:: Recorded information ::

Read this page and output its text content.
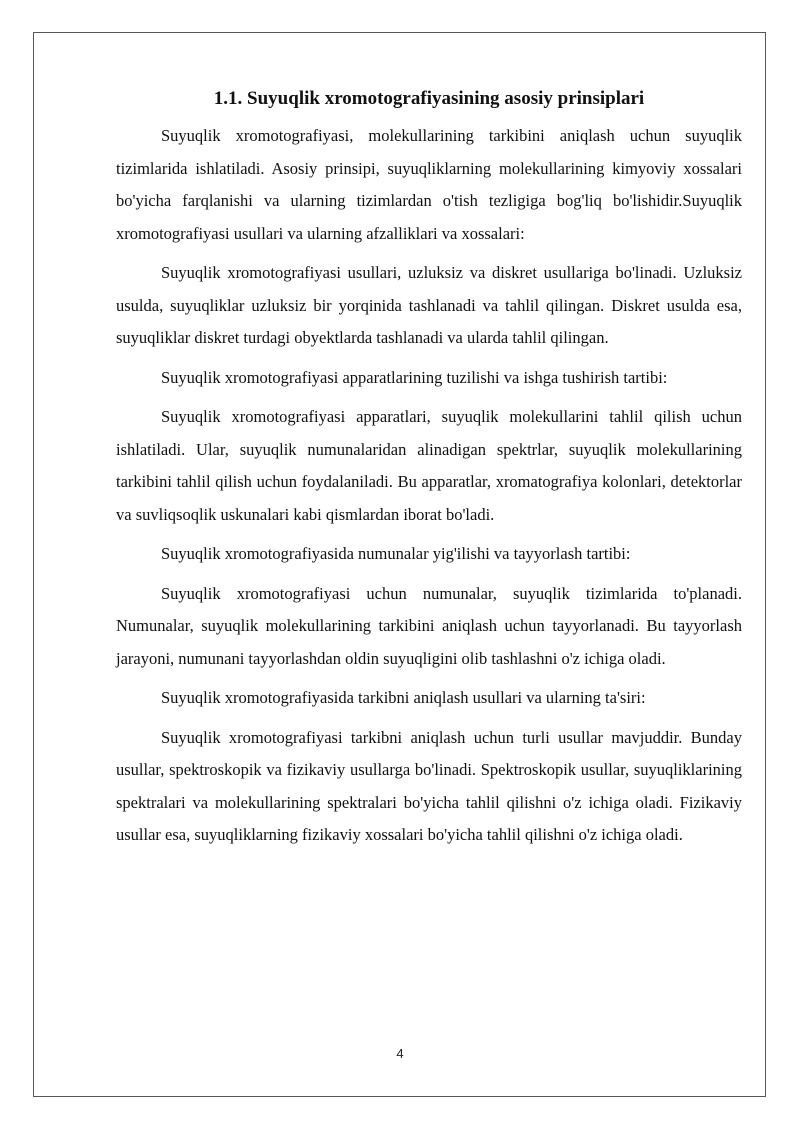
1.1. Suyuqlik xromotografiyasining asosiy prinsiplari

Suyuqlik xromotografiyasi, molekullarining tarkibini aniqlash uchun suyuqlik tizimlarida ishlatiladi. Asosiy prinsipi, suyuqliklarning molekullarining kimyoviy xossalari bo'yicha farqlanishi va ularning tizimlardan o'tish tezligiga bog'liq bo'lishidir.Suyuqlik xromotografiyasi usullari va ularning afzalliklari va xossalari:

Suyuqlik xromotografiyasi usullari, uzluksiz va diskret usullariga bo'linadi. Uzluksiz usulda, suyuqliklar uzluksiz bir yorqinida tashlanadi va tahlil qilingan. Diskret usulda esa, suyuqliklar diskret turdagi obyektlarda tashlanadi va ularda tahlil qilingan.

Suyuqlik xromotografiyasi apparatlarining tuzilishi va ishga tushirish tartibi:

Suyuqlik xromotografiyasi apparatlari, suyuqlik molekullarini tahlil qilish uchun ishlatiladi. Ular, suyuqlik numunalaridan alinadigan spektrlar, suyuqlik molekullarining tarkibini tahlil qilish uchun foydalaniladi. Bu apparatlar, xromatografiya kolonlari, detektorlar va suvliqsoqlik uskunalari kabi qismlardan iborat bo'ladi.

Suyuqlik xromotografiyasida numunalar yig'ilishi va tayyorlash tartibi:

Suyuqlik xromotografiyasi uchun numunalar, suyuqlik tizimlarida to'planadi. Numunalar, suyuqlik molekullarining tarkibini aniqlash uchun tayyorlanadi. Bu tayyorlash jarayoni, numunani tayyorlashdan oldin suyuqligini olib tashlashni o'z ichiga oladi.

Suyuqlik xromotografiyasida tarkibni aniqlash usullari va ularning ta'siri:

Suyuqlik xromotografiyasi tarkibni aniqlash uchun turli usullar mavjuddir. Bunday usullar, spektroskopik va fizikaviy usullarga bo'linadi. Spektroskopik usullar, suyuqliklarining spektralari va molekullarining spektralari bo'yicha tahlil qilishni o'z ichiga oladi. Fizikaviy usullar esa, suyuqliklarning fizikaviy xossalari bo'yicha tahlil qilishni o'z ichiga oladi.

4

:::

▶ [Problem requirements] Repeat the preceding records precisely, and leave every picture out of the copy.

▶ [Final result]
Read this page and output its text content.
1.1. Suyuqlik xromotografiyasining asosiy prinsiplari

Suyuqlik xromotografiyasi, molekullarining tarkibini aniqlash uchun suyuqlik tizimlarida ishlatiladi. Asosiy prinsipi, suyuqliklarning molekullarining kimyoviy xossalari bo'yicha farqlanishi va ularning tizimlardan o'tish tezligiga bog'liq bo'lishidir.Suyuqlik xromotografiyasi usullari va ularning afzalliklari va xossalari:

Suyuqlik xromotografiyasi usullari, uzluksiz va diskret usullariga bo'linadi. Uzluksiz usulda, suyuqliklar uzluksiz bir yorqinida tashlanadi va tahlil qilingan. Diskret usulda esa, suyuqliklar diskret turdagi obyektlarda tashlanadi va ularda tahlil qilingan.

Suyuqlik xromotografiyasi apparatlarining tuzilishi va ishga tushirish tartibi:

Suyuqlik xromotografiyasi apparatlari, suyuqlik molekullarini tahlil qilish uchun ishlatiladi. Ular, suyuqlik numunalaridan alinadigan spektrlar, suyuqlik molekullarining tarkibini tahlil qilish uchun foydalaniladi. Bu apparatlar, xromatografiya kolonlari, detektorlar va suvliqsoqlik uskunalari kabi qismlardan iborat bo'ladi.

Suyuqlik xromotografiyasida numunalar yig'ilishi va tayyorlash tartibi:

Suyuqlik xromotografiyasi uchun numunalar, suyuqlik tizimlarida to'planadi. Numunalar, suyuqlik molekullarining tarkibini aniqlash uchun tayyorlanadi. Bu tayyorlash jarayoni, numunani tayyorlashdan oldin suyuqligini olib tashlashni o'z ichiga oladi.

Suyuqlik xromotografiyasida tarkibni aniqlash usullari va ularning ta'siri:

Suyuqlik xromotografiyasi tarkibni aniqlash uchun turli usullar mavjuddir. Bunday usullar, spektroskopik va fizikaviy usullarga bo'linadi. Spektroskopik usullar, suyuqliklarining spektralari va molekullarining spektralari bo'yicha tahlil qilishni o'z ichiga oladi. Fizikaviy usullar esa, suyuqliklarning fizikaviy xossalari bo'yicha tahlil qilishni o'z ichiga oladi.

4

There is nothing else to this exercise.